### Exercise data
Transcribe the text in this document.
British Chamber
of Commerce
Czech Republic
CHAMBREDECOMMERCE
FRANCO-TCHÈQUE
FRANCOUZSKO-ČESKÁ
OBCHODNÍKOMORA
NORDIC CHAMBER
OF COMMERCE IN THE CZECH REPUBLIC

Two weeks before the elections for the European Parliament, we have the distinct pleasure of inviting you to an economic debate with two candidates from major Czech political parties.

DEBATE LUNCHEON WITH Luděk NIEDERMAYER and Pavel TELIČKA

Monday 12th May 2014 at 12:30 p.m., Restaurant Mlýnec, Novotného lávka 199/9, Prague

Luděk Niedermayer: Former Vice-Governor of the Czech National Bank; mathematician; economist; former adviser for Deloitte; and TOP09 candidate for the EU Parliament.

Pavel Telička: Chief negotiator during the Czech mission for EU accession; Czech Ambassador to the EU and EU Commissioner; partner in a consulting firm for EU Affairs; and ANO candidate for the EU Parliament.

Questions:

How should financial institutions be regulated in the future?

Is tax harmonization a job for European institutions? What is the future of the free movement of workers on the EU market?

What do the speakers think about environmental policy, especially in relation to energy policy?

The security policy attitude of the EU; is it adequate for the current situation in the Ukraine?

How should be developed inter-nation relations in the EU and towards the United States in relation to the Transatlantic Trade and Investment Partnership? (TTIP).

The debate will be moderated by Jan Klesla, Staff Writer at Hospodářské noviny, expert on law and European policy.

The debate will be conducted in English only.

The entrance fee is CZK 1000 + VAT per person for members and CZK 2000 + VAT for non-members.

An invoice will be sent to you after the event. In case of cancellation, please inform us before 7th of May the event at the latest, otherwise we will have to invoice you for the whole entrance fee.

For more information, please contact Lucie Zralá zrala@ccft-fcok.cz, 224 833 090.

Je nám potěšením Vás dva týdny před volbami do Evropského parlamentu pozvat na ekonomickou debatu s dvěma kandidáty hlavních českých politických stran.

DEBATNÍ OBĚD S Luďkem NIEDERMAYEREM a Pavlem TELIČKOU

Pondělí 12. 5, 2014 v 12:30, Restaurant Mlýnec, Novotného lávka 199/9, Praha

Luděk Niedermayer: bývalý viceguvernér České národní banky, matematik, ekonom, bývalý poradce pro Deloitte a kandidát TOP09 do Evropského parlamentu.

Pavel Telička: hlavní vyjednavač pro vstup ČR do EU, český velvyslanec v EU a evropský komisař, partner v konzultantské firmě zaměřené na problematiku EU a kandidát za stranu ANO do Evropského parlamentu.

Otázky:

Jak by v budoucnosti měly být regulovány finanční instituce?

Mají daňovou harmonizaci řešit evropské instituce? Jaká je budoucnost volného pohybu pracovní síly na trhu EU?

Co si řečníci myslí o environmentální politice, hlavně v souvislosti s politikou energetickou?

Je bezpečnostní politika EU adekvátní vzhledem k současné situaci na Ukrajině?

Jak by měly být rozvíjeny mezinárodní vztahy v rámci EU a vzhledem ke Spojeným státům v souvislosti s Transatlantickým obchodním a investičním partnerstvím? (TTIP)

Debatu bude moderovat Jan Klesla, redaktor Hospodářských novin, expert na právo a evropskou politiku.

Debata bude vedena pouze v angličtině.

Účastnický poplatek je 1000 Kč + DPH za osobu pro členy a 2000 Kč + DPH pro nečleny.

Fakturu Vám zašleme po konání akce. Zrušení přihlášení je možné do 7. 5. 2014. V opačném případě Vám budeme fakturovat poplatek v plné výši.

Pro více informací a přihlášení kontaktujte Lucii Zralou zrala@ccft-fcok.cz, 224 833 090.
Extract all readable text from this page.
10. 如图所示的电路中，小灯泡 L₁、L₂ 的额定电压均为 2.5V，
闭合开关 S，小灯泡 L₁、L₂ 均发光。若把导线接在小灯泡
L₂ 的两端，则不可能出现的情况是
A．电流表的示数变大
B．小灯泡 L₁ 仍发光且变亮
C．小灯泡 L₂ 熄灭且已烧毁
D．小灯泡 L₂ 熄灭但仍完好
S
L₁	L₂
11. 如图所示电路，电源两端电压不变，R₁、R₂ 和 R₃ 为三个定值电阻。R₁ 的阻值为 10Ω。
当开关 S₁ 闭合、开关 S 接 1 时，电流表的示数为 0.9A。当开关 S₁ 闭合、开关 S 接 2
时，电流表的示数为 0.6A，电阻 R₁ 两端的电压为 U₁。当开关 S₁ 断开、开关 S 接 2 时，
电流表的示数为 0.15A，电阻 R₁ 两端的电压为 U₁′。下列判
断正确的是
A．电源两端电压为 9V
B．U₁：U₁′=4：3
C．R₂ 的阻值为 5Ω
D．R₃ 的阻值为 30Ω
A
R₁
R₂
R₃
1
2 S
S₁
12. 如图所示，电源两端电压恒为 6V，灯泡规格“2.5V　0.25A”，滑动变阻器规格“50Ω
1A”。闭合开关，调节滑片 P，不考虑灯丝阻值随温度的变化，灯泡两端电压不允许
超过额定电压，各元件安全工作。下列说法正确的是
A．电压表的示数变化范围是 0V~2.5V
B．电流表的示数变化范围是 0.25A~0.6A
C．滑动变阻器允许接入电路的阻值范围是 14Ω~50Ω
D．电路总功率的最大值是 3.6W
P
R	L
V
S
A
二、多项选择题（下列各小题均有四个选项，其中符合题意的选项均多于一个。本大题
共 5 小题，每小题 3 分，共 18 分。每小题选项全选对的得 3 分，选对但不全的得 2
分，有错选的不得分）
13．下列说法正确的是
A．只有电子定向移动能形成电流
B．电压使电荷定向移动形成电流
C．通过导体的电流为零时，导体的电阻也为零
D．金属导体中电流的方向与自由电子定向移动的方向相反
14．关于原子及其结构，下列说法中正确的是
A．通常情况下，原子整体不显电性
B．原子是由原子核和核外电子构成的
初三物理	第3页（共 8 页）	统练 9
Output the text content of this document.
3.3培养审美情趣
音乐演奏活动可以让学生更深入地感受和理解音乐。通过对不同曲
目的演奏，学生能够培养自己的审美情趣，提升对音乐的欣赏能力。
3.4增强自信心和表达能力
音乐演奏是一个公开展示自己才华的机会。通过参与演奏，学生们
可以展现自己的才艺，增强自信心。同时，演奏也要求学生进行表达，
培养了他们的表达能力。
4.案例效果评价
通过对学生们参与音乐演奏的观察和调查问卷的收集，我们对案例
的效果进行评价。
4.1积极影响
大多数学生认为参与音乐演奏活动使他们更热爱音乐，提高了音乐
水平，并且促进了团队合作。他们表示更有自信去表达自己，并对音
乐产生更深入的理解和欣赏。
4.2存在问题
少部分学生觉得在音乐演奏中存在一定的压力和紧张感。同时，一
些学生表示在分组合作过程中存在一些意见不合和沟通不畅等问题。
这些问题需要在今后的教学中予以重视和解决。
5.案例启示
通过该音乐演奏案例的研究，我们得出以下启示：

### Exercise aim
Where does the word "souvislosti" appear? Return each line that holds it.

### Exercise answer
Co si řečníci myslí o environmentální politice, hlavně v souvislosti s politikou energetickou?
Jak by měly být rozvíjeny mezinárodní vztahy v rámci EU a vzhledem ke Spojeným státům v souvislosti s Transatlantickým obchodním a investičním partnerstvím? (TTIP)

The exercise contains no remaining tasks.